**Short task:** Copy the data word for word, keeping every line.

--- begin Records for processing ---

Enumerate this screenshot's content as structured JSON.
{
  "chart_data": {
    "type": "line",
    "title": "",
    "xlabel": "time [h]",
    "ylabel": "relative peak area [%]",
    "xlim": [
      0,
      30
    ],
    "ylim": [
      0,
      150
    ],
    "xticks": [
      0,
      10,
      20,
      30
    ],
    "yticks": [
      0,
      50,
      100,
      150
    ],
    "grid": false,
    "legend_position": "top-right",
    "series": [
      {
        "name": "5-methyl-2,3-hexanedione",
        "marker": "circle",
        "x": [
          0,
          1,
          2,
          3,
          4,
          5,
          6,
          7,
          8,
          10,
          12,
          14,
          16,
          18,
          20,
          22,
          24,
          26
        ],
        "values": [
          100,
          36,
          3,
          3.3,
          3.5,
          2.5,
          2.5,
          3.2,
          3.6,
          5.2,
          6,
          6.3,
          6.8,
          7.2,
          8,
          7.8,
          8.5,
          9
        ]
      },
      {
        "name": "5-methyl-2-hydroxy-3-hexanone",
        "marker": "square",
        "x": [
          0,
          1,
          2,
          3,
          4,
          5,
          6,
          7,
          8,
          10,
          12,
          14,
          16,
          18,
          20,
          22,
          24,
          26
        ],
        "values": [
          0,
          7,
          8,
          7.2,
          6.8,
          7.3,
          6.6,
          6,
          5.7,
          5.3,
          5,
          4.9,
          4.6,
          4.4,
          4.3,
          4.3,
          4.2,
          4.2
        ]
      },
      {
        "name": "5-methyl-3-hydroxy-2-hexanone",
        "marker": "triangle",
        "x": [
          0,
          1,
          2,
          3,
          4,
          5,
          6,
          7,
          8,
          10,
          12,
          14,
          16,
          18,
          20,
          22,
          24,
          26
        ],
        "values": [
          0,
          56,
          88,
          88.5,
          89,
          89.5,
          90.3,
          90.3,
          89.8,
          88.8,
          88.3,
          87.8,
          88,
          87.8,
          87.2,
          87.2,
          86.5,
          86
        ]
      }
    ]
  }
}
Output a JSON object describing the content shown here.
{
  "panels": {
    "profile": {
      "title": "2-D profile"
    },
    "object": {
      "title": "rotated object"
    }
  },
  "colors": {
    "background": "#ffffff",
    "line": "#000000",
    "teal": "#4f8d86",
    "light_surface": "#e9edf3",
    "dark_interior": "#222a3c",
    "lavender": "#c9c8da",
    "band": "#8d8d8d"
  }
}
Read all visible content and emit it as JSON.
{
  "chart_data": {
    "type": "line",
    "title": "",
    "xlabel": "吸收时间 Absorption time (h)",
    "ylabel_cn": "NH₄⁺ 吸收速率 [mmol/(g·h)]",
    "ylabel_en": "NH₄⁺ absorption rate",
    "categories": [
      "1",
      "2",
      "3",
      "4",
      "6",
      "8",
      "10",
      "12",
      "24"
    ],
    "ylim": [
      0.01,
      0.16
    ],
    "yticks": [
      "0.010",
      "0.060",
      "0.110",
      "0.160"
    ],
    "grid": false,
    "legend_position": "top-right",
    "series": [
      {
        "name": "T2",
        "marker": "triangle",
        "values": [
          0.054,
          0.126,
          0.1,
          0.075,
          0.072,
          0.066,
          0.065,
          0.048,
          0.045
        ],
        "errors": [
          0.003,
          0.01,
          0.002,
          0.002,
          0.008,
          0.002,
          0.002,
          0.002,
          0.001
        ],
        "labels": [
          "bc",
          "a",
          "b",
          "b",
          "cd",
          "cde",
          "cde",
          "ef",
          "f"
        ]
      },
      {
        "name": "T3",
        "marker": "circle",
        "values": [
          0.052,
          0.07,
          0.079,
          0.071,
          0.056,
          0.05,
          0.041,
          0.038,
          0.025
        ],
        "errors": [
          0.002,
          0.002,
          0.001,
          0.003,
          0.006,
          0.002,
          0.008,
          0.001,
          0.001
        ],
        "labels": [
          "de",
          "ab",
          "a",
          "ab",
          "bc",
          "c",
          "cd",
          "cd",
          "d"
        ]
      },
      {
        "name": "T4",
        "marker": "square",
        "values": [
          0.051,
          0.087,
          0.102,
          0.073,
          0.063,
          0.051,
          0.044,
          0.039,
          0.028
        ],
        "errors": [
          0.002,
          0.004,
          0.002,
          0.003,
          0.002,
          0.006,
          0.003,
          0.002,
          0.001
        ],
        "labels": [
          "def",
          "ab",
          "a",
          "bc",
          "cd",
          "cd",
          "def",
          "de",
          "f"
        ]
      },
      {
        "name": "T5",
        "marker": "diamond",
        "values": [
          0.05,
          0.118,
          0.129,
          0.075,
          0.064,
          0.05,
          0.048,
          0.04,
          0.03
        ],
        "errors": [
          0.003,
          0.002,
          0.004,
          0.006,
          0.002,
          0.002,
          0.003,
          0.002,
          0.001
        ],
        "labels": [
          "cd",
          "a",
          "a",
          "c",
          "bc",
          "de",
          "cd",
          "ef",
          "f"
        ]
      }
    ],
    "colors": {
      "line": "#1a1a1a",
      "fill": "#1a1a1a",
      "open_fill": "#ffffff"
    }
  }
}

--- end Records for processing ---

**Task answer:**
Enumerate this screenshot's content as structured JSON.
{
  "chart_data": {
    "type": "line",
    "title": "",
    "xlabel": "time [h]",
    "ylabel": "relative peak area [%]",
    "xlim": [
      0,
      30
    ],
    "ylim": [
      0,
      150
    ],
    "xticks": [
      0,
      10,
      20,
      30
    ],
    "yticks": [
      0,
      50,
      100,
      150
    ],
    "grid": false,
    "legend_position": "top-right",
    "series": [
      {
        "name": "5-methyl-2,3-hexanedione",
        "marker": "circle",
        "x": [
          0,
          1,
          2,
          3,
          4,
          5,
          6,
          7,
          8,
          10,
          12,
          14,
          16,
          18,
          20,
          22,
          24,
          26
        ],
        "values": [
          100,
          36,
          3,
          3.3,
          3.5,
          2.5,
          2.5,
          3.2,
          3.6,
          5.2,
          6,
          6.3,
          6.8,
          7.2,
          8,
          7.8,
          8.5,
          9
        ]
      },
      {
        "name": "5-methyl-2-hydroxy-3-hexanone",
        "marker": "square",
        "x": [
          0,
          1,
          2,
          3,
          4,
          5,
          6,
          7,
          8,
          10,
          12,
          14,
          16,
          18,
          20,
          22,
          24,
          26
        ],
        "values": [
          0,
          7,
          8,
          7.2,
          6.8,
          7.3,
          6.6,
          6,
          5.7,
          5.3,
          5,
          4.9,
          4.6,
          4.4,
          4.3,
          4.3,
          4.2,
          4.2
        ]
      },
      {
        "name": "5-methyl-3-hydroxy-2-hexanone",
        "marker": "triangle",
        "x": [
          0,
          1,
          2,
          3,
          4,
          5,
          6,
          7,
          8,
          10,
          12,
          14,
          16,
          18,
          20,
          22,
          24,
          26
        ],
        "values": [
          0,
          56,
          88,
          88.5,
          89,
          89.5,
          90.3,
          90.3,
          89.8,
          88.8,
          88.3,
          87.8,
          88,
          87.8,
          87.2,
          87.2,
          86.5,
          86
        ]
      }
    ]
  }
}
Output a JSON object describing the content shown here.
{
  "panels": {
    "profile": {
      "title": "2-D profile"
    },
    "object": {
      "title": "rotated object"
    }
  },
  "colors": {
    "background": "#ffffff",
    "line": "#000000",
    "teal": "#4f8d86",
    "light_surface": "#e9edf3",
    "dark_interior": "#222a3c",
    "lavender": "#c9c8da",
    "band": "#8d8d8d"
  }
}
Read all visible content and emit it as JSON.
{
  "chart_data": {
    "type": "line",
    "title": "",
    "xlabel": "吸收时间 Absorption time (h)",
    "ylabel_cn": "NH₄⁺ 吸收速率 [mmol/(g·h)]",
    "ylabel_en": "NH₄⁺ absorption rate",
    "categories": [
      "1",
      "2",
      "3",
      "4",
      "6",
      "8",
      "10",
      "12",
      "24"
    ],
    "ylim": [
      0.01,
      0.16
    ],
    "yticks": [
      "0.010",
      "0.060",
      "0.110",
      "0.160"
    ],
    "grid": false,
    "legend_position": "top-right",
    "series": [
      {
        "name": "T2",
        "marker": "triangle",
        "values": [
          0.054,
          0.126,
          0.1,
          0.075,
          0.072,
          0.066,
          0.065,
          0.048,
          0.045
        ],
        "errors": [
          0.003,
          0.01,
          0.002,
          0.002,
          0.008,
          0.002,
          0.002,
          0.002,
          0.001
        ],
        "labels": [
          "bc",
          "a",
          "b",
          "b",
          "cd",
          "cde",
          "cde",
          "ef",
          "f"
        ]
      },
      {
        "name": "T3",
        "marker": "circle",
        "values": [
          0.052,
          0.07,
          0.079,
          0.071,
          0.056,
          0.05,
          0.041,
          0.038,
          0.025
        ],
        "errors": [
          0.002,
          0.002,
          0.001,
          0.003,
          0.006,
          0.002,
          0.008,
          0.001,
          0.001
        ],
        "labels": [
          "de",
          "ab",
          "a",
          "ab",
          "bc",
          "c",
          "cd",
          "cd",
          "d"
        ]
      },
      {
        "name": "T4",
        "marker": "square",
        "values": [
          0.051,
          0.087,
          0.102,
          0.073,
          0.063,
          0.051,
          0.044,
          0.039,
          0.028
        ],
        "errors": [
          0.002,
          0.004,
          0.002,
          0.003,
          0.002,
          0.006,
          0.003,
          0.002,
          0.001
        ],
        "labels": [
          "def",
          "ab",
          "a",
          "bc",
          "cd",
          "cd",
          "def",
          "de",
          "f"
        ]
      },
      {
        "name": "T5",
        "marker": "diamond",
        "values": [
          0.05,
          0.118,
          0.129,
          0.075,
          0.064,
          0.05,
          0.048,
          0.04,
          0.03
        ],
        "errors": [
          0.003,
          0.002,
          0.004,
          0.006,
          0.002,
          0.002,
          0.003,
          0.002,
          0.001
        ],
        "labels": [
          "cd",
          "a",
          "a",
          "c",
          "bc",
          "de",
          "cd",
          "ef",
          "f"
        ]
      }
    ],
    "colors": {
      "line": "#1a1a1a",
      "fill": "#1a1a1a",
      "open_fill": "#ffffff"
    }
  }
}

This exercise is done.